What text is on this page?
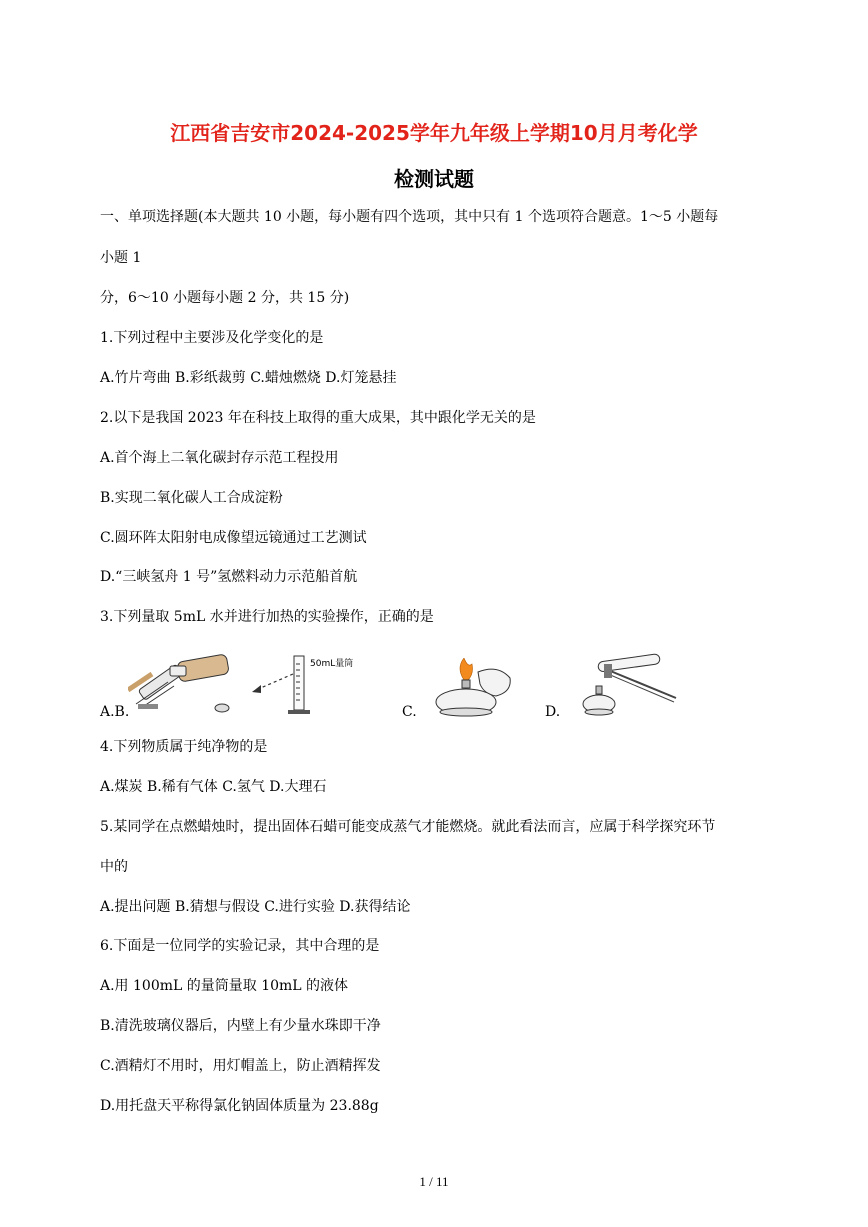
江西省吉安市2024-2025学年九年级上学期10月月考化学
检测试题
一、单项选择题(本大题共 10 小题，每小题有四个选项，其中只有 1 个选项符合题意。1～5 小题每
小题 1
分，6～10 小题每小题 2 分，共 15 分)
1.下列过程中主要涉及化学变化的是
A.竹片弯曲 B.彩纸裁剪 C.蜡烛燃烧 D.灯笼悬挂
2.以下是我国 2023 年在科技上取得的重大成果，其中跟化学无关的是
A.首个海上二氧化碳封存示范工程投用
B.实现二氧化碳人工合成淀粉
C.圆环阵太阳射电成像望远镜通过工艺测试
D.“三峡氢舟 1 号”氢燃料动力示范船首航
3.下列量取 5mL 水并进行加热的实验操作，正确的是
A.B.
50mL量筒
C.	D.
4.下列物质属于纯净物的是
A.煤炭 B.稀有气体 C.氢气 D.大理石
5.某同学在点燃蜡烛时，提出固体石蜡可能变成蒸气才能燃烧。就此看法而言，应属于科学探究环节
中的
A.提出问题 B.猜想与假设 C.进行实验 D.获得结论
6.下面是一位同学的实验记录，其中合理的是
A.用 100mL 的量筒量取 10mL 的液体
B.清洗玻璃仪器后，内壁上有少量水珠即干净
C.酒精灯不用时，用灯帽盖上，防止酒精挥发
D.用托盘天平称得氯化钠固体质量为 23.88g
1 / 11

Task statement: Ignore the images and quote every line of the listing exactly.

Task result:
What text is on this page?
江西省吉安市2024-2025学年九年级上学期10月月考化学
检测试题
一、单项选择题(本大题共 10 小题，每小题有四个选项，其中只有 1 个选项符合题意。1～5 小题每
小题 1
分，6～10 小题每小题 2 分，共 15 分)
1.下列过程中主要涉及化学变化的是
A.竹片弯曲 B.彩纸裁剪 C.蜡烛燃烧 D.灯笼悬挂
2.以下是我国 2023 年在科技上取得的重大成果，其中跟化学无关的是
A.首个海上二氧化碳封存示范工程投用
B.实现二氧化碳人工合成淀粉
C.圆环阵太阳射电成像望远镜通过工艺测试
D.“三峡氢舟 1 号”氢燃料动力示范船首航
3.下列量取 5mL 水并进行加热的实验操作，正确的是
A.B.
50mL量筒
C.	D.
4.下列物质属于纯净物的是
A.煤炭 B.稀有气体 C.氢气 D.大理石
5.某同学在点燃蜡烛时，提出固体石蜡可能变成蒸气才能燃烧。就此看法而言，应属于科学探究环节
中的
A.提出问题 B.猜想与假设 C.进行实验 D.获得结论
6.下面是一位同学的实验记录，其中合理的是
A.用 100mL 的量筒量取 10mL 的液体
B.清洗玻璃仪器后，内壁上有少量水珠即干净
C.酒精灯不用时，用灯帽盖上，防止酒精挥发
D.用托盘天平称得氯化钠固体质量为 23.88g
1 / 11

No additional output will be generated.